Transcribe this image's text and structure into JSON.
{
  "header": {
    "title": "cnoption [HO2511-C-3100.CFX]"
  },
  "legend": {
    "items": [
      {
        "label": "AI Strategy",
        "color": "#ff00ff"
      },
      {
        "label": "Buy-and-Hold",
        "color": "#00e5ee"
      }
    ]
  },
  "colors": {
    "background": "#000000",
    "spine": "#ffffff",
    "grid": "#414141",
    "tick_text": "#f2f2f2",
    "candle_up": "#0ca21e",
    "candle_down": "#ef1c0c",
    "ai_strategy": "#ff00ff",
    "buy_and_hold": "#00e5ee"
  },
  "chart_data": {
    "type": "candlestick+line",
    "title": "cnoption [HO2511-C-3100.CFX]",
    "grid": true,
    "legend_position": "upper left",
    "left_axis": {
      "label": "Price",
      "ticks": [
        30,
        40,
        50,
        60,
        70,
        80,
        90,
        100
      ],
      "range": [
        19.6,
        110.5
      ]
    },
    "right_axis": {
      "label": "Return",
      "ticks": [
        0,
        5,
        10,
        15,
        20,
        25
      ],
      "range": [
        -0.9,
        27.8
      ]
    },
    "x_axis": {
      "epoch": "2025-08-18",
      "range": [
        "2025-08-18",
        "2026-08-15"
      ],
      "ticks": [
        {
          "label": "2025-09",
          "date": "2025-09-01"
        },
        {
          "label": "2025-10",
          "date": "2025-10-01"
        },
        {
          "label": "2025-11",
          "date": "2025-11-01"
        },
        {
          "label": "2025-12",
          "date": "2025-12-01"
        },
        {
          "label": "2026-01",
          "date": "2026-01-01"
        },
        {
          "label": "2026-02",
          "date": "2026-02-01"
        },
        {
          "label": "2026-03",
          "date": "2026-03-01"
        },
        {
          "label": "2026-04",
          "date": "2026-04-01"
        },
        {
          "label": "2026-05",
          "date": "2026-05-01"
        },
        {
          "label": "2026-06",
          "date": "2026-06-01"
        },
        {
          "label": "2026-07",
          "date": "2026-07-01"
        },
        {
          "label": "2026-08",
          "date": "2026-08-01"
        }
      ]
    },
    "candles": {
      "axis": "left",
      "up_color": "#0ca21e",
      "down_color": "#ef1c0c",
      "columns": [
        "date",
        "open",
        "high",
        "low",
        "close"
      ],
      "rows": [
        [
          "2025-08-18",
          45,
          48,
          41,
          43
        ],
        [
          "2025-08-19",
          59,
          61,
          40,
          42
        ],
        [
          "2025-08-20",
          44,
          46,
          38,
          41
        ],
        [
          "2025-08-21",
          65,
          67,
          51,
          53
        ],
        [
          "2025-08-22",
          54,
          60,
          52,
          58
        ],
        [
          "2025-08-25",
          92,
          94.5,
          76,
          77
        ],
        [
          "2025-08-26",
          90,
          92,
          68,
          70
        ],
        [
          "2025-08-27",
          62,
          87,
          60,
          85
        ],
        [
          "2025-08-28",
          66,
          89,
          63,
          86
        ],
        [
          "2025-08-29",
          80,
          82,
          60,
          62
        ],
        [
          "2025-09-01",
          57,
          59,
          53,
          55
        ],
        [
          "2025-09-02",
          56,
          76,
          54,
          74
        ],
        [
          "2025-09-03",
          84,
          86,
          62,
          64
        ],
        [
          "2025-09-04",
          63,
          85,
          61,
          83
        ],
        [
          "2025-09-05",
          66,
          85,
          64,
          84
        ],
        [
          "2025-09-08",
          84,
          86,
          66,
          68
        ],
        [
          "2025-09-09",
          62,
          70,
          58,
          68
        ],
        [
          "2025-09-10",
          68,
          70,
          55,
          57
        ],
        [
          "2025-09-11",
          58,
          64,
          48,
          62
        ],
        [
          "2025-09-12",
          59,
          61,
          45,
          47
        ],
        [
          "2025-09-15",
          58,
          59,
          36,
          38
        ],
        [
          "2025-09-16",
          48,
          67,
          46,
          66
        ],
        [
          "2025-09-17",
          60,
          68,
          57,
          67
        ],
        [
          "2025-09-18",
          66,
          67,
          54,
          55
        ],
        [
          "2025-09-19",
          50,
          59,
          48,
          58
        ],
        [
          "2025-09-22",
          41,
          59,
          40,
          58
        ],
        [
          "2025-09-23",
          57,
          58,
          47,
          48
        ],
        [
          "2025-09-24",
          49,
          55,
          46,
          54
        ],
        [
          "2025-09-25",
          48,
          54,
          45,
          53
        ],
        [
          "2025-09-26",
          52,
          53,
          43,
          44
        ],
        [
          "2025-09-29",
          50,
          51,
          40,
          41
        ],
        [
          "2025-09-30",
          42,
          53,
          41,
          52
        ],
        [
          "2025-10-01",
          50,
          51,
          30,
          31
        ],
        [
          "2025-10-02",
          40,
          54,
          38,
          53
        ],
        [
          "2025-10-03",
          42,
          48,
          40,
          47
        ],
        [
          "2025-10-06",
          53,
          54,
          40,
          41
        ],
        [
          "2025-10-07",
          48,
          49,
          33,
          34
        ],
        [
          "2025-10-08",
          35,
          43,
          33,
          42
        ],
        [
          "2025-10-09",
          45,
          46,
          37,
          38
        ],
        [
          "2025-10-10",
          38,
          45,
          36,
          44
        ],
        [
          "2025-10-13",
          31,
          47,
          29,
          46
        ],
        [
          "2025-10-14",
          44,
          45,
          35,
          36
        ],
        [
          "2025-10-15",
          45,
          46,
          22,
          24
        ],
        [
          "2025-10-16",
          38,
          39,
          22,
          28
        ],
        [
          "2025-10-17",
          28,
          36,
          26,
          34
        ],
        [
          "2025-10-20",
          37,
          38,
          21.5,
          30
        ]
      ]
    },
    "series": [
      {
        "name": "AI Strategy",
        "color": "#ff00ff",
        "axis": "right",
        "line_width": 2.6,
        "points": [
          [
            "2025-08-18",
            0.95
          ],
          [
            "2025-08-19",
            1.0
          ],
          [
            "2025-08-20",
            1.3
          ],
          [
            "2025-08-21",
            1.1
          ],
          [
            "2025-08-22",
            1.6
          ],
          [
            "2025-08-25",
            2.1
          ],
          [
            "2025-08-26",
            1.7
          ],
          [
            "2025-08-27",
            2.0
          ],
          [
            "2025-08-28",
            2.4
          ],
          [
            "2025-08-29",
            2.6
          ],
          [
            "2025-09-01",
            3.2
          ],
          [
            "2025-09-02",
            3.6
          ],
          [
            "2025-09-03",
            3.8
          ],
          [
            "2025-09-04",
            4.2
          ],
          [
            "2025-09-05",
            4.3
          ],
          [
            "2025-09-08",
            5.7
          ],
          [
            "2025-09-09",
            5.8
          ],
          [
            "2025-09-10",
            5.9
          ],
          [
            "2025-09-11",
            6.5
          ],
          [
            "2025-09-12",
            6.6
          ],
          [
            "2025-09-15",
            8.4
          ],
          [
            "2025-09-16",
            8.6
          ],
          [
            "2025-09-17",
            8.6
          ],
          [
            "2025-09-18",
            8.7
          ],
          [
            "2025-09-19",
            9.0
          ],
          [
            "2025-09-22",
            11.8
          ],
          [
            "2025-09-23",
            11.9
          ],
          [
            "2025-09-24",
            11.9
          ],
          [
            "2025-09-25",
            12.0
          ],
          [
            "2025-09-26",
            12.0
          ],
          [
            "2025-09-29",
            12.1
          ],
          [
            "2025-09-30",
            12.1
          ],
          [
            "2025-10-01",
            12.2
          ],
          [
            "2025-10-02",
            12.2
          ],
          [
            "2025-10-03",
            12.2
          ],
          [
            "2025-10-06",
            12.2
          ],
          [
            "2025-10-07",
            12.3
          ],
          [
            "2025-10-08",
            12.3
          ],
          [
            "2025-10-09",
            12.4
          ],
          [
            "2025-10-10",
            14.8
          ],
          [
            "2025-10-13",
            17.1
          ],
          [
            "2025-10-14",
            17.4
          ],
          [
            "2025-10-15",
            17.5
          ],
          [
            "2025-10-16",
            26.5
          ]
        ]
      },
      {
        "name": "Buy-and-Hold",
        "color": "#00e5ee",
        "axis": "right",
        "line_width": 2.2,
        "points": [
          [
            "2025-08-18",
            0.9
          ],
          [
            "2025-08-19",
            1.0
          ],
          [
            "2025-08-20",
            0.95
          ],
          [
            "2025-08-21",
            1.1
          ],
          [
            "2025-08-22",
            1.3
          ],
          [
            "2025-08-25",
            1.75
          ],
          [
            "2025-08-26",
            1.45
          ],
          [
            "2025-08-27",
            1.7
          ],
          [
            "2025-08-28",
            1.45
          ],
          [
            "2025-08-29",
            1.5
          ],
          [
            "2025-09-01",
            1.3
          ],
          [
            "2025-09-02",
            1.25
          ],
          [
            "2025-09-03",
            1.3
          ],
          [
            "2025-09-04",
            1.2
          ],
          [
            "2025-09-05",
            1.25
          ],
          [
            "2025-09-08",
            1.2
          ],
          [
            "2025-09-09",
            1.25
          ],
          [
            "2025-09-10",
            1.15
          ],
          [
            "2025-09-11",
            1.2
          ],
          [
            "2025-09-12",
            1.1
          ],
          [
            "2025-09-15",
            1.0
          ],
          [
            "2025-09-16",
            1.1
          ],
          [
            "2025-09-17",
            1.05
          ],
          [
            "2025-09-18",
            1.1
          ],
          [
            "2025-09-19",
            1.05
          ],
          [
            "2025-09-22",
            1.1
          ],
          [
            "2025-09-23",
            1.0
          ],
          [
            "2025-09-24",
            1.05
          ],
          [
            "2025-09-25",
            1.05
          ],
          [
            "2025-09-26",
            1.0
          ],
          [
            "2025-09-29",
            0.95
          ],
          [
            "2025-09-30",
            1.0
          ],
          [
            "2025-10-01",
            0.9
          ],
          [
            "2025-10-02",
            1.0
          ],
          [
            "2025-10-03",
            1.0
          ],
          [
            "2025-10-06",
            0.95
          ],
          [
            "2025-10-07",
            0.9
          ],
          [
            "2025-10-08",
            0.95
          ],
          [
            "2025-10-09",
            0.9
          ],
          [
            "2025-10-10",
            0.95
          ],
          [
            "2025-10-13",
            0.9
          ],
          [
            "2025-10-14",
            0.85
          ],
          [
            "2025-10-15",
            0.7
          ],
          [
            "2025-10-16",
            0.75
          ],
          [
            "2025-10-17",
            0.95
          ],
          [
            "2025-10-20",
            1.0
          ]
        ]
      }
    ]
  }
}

YOUR GOAL:
Pull out and copy each line containing the string "cnoption".

RESPONSE TO THE TASK:
    "title": "cnoption [HO2511-C-3100.CFX]"
    "title": "cnoption [HO2511-C-3100.CFX]",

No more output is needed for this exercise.